GIVEN TASK - Say how many lines include "Communauté", with no words around the number.

EXCERPTED DATA -
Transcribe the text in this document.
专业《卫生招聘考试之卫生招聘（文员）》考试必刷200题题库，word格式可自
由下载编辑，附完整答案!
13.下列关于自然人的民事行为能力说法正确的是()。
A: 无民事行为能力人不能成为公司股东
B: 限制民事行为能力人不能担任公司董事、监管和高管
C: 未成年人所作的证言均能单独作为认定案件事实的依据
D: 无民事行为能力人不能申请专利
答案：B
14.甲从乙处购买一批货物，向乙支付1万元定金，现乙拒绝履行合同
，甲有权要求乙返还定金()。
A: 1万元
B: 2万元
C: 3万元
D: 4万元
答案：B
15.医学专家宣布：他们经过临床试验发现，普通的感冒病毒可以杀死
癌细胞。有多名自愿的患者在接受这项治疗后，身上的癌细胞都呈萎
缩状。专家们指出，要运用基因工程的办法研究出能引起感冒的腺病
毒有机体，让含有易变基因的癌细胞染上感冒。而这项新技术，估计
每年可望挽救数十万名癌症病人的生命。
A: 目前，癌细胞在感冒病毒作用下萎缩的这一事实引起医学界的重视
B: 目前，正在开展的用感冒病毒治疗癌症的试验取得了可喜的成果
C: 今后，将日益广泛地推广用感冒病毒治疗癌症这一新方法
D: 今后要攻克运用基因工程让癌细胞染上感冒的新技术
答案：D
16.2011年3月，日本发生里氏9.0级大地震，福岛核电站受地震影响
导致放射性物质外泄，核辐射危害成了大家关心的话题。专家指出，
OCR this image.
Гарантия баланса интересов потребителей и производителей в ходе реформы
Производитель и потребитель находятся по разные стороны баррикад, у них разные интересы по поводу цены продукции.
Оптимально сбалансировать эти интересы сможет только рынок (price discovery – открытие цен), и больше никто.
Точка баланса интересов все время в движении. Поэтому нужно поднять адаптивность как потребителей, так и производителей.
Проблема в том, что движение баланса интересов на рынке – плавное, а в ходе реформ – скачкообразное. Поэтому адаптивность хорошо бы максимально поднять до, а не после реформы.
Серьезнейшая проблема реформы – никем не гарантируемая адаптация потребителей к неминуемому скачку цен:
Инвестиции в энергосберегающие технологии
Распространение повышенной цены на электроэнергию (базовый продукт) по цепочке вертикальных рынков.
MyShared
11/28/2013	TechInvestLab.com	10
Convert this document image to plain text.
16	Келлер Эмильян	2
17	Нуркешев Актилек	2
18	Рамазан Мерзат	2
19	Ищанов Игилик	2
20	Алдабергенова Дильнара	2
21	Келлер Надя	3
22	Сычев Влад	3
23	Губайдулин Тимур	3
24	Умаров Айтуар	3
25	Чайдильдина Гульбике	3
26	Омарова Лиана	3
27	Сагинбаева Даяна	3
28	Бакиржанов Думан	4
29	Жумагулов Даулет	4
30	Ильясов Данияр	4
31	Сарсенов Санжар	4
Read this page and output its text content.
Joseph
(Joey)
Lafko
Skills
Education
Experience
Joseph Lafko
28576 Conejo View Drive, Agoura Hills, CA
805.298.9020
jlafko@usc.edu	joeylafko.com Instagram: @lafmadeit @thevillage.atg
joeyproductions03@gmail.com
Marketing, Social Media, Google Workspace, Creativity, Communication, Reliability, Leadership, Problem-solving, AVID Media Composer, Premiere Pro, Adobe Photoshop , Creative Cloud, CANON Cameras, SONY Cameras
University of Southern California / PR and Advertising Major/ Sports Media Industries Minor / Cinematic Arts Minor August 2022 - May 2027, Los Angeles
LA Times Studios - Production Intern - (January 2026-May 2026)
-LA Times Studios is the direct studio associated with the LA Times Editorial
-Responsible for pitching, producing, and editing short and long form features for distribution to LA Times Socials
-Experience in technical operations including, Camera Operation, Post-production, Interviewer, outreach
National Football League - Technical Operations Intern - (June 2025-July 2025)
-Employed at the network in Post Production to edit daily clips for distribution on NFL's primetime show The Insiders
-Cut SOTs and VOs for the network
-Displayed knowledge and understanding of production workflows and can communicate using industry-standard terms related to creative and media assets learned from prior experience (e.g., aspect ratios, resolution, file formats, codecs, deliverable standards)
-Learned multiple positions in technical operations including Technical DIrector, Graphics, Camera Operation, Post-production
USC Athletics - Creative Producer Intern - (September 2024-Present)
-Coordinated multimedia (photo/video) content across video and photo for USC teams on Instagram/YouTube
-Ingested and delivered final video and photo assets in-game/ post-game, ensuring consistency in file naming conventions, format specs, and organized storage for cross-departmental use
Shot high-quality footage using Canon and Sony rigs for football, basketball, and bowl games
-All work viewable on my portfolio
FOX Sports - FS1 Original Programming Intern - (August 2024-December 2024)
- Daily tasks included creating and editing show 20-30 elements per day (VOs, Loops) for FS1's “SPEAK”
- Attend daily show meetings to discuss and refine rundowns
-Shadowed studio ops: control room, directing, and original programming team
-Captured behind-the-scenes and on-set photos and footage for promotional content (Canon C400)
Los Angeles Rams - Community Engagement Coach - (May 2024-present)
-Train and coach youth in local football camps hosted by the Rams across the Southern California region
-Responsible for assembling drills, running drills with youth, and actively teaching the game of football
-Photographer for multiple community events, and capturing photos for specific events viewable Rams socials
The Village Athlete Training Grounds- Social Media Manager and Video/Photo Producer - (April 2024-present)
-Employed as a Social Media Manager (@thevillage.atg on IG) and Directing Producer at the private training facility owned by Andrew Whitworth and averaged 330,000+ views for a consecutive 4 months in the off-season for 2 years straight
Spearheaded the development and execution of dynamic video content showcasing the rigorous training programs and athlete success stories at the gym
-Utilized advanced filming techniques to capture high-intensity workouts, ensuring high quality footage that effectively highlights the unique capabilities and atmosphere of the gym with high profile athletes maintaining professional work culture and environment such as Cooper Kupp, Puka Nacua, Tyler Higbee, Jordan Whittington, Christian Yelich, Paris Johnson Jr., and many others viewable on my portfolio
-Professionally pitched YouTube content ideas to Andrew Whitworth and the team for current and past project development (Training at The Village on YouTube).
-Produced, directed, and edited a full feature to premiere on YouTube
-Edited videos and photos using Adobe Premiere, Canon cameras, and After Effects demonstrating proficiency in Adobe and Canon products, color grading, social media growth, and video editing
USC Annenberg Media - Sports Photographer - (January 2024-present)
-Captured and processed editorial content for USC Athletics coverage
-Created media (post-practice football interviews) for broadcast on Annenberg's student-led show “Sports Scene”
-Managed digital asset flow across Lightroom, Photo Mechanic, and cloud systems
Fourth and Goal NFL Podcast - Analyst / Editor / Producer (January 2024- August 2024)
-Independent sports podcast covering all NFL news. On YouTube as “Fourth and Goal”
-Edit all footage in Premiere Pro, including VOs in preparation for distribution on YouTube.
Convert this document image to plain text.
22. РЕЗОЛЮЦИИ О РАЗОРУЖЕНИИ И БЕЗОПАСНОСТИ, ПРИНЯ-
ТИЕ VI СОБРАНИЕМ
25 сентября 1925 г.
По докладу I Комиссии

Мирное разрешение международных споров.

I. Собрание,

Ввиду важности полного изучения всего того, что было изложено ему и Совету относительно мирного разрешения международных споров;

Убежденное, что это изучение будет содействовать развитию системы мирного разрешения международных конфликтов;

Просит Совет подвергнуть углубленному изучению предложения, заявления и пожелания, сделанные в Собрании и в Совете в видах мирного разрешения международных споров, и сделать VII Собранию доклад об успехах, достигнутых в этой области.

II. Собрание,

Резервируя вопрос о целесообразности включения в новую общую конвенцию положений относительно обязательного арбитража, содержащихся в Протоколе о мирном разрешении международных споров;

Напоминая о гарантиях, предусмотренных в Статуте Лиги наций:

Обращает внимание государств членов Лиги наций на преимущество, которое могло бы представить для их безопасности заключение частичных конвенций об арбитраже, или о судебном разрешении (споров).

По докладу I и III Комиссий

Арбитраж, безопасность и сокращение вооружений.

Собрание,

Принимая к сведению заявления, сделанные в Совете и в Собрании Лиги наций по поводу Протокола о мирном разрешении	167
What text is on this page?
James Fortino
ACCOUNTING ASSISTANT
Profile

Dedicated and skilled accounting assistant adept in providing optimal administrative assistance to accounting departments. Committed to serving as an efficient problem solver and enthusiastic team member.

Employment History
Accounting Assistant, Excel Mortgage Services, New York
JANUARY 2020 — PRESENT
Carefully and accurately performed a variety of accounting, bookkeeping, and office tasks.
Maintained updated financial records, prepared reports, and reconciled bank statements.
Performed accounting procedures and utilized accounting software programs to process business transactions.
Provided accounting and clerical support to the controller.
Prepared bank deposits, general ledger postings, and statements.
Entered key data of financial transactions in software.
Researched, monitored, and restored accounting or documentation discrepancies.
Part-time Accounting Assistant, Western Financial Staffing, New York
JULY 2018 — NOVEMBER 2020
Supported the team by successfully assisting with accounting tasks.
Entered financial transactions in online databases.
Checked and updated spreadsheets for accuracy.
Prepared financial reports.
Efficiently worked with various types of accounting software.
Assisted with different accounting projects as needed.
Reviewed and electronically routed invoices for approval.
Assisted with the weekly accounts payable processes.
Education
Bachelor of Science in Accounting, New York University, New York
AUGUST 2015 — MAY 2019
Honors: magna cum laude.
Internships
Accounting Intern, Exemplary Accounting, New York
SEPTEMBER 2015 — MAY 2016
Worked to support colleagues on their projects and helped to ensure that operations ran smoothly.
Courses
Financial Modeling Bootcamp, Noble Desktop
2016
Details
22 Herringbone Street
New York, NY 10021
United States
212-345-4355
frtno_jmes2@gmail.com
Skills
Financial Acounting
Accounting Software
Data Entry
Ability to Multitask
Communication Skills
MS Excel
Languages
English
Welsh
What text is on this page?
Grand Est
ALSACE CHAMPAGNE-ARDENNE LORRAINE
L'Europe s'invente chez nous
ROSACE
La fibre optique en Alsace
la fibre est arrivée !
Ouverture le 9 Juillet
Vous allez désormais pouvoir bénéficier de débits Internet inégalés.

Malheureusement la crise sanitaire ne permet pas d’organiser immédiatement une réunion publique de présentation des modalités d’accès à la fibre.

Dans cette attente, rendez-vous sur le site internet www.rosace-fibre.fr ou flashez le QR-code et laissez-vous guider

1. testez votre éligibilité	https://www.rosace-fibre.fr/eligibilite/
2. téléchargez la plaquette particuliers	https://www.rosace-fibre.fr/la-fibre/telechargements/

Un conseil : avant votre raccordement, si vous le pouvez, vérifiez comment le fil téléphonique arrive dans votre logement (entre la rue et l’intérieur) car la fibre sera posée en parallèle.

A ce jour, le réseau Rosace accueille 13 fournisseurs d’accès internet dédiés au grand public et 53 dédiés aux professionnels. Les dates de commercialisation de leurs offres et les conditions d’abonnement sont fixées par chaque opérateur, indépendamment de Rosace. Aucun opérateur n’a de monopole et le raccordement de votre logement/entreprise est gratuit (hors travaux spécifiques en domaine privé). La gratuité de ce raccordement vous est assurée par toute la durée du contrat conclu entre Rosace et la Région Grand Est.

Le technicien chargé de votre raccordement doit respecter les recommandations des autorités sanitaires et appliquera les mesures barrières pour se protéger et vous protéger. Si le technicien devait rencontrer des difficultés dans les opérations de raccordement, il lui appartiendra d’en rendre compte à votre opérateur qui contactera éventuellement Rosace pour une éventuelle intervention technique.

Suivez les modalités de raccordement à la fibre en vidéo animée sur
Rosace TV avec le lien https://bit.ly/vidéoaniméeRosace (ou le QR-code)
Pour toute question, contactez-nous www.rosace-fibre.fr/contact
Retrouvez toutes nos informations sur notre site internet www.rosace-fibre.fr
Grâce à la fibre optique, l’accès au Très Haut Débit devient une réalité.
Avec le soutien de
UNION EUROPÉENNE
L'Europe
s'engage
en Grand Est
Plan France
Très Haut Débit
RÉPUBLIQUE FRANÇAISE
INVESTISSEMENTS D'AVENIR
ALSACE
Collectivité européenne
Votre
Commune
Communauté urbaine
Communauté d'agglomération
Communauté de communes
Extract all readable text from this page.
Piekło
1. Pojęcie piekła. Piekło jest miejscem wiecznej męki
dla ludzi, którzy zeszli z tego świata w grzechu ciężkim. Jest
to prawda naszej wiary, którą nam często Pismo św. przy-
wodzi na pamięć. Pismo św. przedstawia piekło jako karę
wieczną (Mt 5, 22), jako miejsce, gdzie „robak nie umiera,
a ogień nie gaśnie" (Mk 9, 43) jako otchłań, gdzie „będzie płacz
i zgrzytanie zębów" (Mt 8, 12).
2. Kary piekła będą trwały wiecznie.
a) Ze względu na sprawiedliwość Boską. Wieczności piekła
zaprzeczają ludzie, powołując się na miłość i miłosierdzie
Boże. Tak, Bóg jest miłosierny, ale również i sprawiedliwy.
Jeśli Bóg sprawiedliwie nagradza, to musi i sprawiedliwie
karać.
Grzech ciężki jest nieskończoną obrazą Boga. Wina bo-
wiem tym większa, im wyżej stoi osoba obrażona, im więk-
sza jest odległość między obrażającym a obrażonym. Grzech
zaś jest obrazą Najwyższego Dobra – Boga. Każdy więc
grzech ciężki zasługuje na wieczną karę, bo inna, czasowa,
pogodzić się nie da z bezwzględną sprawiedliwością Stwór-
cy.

COMPLETED EXERCISE - 3